- _PROBLEM TO SOLVE_
Identify, in the records below, every line where the string "title" appears, and copy each such line.

Lines of data:

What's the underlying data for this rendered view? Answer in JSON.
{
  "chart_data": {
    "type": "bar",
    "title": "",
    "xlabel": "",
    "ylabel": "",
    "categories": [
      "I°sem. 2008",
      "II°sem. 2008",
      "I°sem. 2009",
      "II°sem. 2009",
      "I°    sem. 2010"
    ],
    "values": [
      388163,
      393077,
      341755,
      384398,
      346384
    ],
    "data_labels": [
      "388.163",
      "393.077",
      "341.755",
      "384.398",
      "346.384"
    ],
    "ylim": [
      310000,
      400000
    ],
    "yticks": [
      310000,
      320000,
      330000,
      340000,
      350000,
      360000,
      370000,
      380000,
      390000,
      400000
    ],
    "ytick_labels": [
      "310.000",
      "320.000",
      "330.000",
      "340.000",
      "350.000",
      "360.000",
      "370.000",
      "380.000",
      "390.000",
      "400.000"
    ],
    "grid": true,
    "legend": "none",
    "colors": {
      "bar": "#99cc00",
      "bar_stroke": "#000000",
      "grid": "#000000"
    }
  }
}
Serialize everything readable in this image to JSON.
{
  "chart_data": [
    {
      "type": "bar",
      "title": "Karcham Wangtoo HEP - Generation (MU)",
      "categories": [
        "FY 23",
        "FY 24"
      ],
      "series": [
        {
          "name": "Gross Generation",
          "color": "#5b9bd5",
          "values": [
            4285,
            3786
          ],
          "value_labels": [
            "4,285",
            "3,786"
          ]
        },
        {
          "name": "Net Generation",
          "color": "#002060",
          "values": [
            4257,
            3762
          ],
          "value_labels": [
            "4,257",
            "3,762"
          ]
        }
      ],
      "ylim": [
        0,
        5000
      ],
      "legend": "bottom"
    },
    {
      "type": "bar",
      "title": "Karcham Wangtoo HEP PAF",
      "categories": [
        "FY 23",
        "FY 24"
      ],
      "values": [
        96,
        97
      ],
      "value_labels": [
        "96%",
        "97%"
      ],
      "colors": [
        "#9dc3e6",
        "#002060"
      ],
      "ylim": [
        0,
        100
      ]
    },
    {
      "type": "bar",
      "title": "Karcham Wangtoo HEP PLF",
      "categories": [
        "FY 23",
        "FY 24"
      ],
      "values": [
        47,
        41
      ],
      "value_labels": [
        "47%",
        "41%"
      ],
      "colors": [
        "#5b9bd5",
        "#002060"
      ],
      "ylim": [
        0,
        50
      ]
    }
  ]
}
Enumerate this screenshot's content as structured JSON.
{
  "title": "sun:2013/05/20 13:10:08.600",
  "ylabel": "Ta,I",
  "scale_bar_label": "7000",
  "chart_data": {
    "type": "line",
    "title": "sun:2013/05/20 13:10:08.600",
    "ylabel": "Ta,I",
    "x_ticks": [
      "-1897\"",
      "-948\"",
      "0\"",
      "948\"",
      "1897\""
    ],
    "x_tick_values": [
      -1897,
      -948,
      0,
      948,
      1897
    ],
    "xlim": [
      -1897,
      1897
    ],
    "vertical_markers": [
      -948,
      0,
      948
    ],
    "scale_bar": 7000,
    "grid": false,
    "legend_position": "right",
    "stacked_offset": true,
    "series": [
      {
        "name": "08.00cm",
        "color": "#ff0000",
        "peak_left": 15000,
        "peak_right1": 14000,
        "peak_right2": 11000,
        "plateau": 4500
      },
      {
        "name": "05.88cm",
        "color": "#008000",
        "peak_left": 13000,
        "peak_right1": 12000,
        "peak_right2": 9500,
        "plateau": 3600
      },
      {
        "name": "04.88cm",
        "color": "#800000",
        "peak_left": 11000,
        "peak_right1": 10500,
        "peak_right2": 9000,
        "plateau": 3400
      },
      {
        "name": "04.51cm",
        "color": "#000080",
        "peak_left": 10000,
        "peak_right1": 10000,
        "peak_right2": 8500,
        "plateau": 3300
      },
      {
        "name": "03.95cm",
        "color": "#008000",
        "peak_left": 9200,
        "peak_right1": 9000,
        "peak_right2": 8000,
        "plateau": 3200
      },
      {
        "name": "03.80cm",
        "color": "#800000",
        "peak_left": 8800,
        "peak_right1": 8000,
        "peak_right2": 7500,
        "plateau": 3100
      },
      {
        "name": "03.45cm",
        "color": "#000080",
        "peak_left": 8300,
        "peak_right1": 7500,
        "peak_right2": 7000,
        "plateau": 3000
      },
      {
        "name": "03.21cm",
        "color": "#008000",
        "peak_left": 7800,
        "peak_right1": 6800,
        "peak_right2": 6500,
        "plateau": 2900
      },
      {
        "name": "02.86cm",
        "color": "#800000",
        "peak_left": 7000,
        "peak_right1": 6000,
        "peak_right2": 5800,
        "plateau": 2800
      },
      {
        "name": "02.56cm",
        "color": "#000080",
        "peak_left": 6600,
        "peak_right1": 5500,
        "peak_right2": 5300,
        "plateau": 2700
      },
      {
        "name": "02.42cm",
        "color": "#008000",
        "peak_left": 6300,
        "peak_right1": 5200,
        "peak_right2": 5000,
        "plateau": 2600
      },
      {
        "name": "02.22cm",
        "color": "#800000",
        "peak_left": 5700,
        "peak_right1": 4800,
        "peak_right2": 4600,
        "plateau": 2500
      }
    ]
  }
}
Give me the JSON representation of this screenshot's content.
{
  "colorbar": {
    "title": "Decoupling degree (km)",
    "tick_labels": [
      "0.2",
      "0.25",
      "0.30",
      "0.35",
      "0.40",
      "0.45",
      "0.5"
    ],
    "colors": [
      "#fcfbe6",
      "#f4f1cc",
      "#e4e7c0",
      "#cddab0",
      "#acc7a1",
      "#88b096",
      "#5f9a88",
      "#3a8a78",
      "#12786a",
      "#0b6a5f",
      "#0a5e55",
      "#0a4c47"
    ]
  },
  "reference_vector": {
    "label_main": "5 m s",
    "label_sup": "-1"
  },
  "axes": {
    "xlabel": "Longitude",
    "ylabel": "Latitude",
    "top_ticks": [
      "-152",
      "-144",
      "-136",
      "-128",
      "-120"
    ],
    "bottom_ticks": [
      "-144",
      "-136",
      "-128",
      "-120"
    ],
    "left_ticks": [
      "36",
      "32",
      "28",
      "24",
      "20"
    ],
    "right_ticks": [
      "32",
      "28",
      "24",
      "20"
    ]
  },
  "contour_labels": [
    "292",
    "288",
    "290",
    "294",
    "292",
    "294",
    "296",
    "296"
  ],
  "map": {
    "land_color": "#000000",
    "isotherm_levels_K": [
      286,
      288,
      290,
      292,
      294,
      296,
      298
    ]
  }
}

- _ANSWER TO THE PROBLEM_
    "title": "",
      "title": "Karcham Wangtoo HEP - Generation (MU)",
      "title": "Karcham Wangtoo HEP PAF",
      "title": "Karcham Wangtoo HEP PLF",
  "title": "sun:2013/05/20 13:10:08.600",
    "title": "sun:2013/05/20 13:10:08.600",
    "title": "Decoupling degree (km)",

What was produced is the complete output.